══ Data provided ══

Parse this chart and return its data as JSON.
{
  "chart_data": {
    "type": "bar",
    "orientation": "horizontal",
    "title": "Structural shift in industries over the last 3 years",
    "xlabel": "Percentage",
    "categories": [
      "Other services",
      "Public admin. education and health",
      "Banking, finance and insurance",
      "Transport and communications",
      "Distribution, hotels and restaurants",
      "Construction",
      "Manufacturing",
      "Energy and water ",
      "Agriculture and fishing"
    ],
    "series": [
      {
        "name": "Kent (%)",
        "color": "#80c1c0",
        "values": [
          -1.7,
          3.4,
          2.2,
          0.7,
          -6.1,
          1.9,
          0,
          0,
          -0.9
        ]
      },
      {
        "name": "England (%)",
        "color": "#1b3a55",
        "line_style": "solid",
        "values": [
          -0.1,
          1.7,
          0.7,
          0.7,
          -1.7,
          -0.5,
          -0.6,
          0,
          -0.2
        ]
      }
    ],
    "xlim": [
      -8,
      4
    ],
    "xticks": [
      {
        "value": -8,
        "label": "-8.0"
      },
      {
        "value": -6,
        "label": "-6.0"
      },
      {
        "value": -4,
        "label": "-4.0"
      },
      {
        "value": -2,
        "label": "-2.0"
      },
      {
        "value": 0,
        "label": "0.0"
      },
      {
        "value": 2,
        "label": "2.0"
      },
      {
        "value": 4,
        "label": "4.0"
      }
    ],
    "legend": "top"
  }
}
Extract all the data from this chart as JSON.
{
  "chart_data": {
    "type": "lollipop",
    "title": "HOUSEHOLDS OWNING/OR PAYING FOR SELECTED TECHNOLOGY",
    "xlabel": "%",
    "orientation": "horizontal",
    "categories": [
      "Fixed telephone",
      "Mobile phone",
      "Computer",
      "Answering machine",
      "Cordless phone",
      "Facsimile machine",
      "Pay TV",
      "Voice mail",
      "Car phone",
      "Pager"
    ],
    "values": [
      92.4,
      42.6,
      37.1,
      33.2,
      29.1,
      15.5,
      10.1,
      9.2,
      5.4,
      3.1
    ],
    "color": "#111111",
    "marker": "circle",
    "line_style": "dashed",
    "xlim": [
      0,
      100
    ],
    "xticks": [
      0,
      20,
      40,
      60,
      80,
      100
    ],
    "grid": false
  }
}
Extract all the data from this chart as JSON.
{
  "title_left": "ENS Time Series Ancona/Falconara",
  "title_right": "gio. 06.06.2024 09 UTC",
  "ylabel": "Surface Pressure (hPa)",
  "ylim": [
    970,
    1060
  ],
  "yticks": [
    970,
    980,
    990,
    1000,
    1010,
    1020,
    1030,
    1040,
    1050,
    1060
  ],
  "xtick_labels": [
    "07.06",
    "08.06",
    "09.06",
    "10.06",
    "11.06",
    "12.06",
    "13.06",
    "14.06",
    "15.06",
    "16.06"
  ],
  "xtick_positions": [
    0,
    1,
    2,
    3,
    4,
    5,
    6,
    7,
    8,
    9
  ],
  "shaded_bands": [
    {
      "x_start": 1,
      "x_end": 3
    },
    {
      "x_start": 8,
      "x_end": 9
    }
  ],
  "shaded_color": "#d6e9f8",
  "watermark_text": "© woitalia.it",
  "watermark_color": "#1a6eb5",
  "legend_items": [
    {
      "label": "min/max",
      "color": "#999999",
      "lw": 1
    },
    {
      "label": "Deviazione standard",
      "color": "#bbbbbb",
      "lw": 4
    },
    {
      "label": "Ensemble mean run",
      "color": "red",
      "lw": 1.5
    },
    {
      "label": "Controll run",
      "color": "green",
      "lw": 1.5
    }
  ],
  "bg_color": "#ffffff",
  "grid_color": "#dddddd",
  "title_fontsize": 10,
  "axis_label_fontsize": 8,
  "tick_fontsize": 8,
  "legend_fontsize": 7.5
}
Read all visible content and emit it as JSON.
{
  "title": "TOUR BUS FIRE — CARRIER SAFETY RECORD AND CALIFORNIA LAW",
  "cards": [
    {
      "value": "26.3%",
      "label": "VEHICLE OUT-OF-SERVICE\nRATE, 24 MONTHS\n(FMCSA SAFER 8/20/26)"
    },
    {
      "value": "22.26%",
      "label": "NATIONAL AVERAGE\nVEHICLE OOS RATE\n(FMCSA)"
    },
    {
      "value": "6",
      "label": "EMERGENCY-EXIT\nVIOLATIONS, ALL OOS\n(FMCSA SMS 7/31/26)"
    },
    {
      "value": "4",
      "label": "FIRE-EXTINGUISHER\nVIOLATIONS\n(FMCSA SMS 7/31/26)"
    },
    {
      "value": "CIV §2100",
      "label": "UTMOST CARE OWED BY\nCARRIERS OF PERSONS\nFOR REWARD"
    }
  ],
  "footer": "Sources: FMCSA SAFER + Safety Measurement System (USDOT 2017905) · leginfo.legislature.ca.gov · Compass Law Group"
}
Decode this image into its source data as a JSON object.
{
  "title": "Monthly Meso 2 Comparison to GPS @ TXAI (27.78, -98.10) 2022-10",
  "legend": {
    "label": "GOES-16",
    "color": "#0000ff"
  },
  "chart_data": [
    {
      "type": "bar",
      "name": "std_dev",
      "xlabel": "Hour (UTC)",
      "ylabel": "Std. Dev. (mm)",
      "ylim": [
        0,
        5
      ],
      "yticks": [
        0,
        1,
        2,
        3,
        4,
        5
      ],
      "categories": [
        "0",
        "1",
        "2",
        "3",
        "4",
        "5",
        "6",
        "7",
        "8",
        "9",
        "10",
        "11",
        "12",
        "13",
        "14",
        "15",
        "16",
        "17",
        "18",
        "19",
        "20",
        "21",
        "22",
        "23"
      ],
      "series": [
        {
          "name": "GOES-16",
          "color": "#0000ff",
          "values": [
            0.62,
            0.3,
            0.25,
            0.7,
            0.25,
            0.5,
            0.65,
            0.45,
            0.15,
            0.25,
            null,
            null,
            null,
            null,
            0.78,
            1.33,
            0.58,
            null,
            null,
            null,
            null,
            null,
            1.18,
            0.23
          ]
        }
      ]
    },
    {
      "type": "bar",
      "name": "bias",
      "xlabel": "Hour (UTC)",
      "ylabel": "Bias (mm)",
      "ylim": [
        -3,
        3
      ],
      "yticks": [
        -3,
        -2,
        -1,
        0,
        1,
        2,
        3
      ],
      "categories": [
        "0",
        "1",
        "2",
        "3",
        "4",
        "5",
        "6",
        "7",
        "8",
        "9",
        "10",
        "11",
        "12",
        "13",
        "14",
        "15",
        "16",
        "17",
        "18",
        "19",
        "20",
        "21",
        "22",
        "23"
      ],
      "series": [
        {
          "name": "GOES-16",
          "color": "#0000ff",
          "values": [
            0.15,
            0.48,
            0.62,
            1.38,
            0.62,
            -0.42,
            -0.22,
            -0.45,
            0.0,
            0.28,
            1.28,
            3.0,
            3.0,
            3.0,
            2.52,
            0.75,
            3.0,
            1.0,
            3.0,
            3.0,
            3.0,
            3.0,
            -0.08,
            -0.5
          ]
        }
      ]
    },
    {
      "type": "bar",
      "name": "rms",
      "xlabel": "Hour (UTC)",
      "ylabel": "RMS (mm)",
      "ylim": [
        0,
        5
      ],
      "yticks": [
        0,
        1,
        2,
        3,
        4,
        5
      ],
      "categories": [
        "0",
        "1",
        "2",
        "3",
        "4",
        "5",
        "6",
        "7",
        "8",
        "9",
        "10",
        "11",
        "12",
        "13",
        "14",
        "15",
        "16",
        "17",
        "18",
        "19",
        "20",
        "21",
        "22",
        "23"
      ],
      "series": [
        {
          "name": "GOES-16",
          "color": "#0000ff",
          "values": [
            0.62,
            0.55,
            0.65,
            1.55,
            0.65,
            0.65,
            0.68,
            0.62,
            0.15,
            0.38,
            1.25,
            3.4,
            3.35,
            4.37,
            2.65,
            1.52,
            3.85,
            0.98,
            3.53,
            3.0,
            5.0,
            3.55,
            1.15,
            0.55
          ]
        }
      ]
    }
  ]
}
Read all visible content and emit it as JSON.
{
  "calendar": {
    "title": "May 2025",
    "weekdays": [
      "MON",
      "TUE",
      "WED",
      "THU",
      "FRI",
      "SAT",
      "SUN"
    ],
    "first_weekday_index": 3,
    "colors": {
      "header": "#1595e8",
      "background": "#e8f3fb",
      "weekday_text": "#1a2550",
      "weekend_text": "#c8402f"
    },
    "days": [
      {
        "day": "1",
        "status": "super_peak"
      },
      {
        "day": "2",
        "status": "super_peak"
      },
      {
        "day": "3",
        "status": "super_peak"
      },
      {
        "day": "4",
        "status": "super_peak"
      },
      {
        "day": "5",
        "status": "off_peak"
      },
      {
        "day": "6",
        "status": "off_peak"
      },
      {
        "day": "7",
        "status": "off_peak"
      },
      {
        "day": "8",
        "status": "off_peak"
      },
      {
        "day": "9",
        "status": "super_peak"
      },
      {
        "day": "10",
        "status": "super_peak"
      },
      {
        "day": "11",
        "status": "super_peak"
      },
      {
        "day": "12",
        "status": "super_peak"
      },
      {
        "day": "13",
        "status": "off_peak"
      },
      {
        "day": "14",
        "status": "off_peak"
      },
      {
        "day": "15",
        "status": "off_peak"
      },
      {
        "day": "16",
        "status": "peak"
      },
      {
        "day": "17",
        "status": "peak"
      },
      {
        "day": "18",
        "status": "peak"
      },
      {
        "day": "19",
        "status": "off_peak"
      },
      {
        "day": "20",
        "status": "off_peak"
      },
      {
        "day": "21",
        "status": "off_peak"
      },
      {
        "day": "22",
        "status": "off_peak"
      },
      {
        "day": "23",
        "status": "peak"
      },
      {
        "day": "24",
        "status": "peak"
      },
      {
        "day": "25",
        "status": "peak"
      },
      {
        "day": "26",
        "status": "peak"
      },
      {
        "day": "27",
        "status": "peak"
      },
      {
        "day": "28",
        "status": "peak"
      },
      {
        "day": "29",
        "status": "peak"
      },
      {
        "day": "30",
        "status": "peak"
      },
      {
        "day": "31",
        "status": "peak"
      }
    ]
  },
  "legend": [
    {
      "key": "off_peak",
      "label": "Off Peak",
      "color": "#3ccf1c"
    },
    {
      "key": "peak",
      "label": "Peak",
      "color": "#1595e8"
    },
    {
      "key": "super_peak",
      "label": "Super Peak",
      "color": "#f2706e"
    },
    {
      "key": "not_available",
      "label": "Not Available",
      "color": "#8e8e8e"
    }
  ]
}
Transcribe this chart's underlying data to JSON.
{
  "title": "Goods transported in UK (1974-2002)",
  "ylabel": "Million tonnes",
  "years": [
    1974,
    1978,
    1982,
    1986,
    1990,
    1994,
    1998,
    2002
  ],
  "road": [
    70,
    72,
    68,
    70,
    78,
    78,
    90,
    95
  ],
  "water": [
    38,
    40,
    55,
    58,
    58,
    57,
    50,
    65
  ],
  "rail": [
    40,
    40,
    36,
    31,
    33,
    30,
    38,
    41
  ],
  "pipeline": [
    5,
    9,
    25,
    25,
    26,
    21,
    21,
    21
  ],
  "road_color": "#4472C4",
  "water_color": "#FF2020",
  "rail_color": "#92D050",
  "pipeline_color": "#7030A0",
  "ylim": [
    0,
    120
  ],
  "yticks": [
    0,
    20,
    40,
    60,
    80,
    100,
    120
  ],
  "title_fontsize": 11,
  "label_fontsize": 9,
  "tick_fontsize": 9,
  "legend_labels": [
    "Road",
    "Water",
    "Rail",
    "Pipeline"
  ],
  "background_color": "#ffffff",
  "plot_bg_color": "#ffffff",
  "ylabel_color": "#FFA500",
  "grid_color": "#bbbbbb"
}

═══

• _Given exercise_
Filter out every line that lacks the word "this", and copy the rest.

• _Reply_
Parse this chart and return its data as JSON.
Extract all the data from this chart as JSON.
Extract all the data from this chart as JSON.
Decode this image into its source data as a JSON object.
Transcribe this chart's underlying data to JSON.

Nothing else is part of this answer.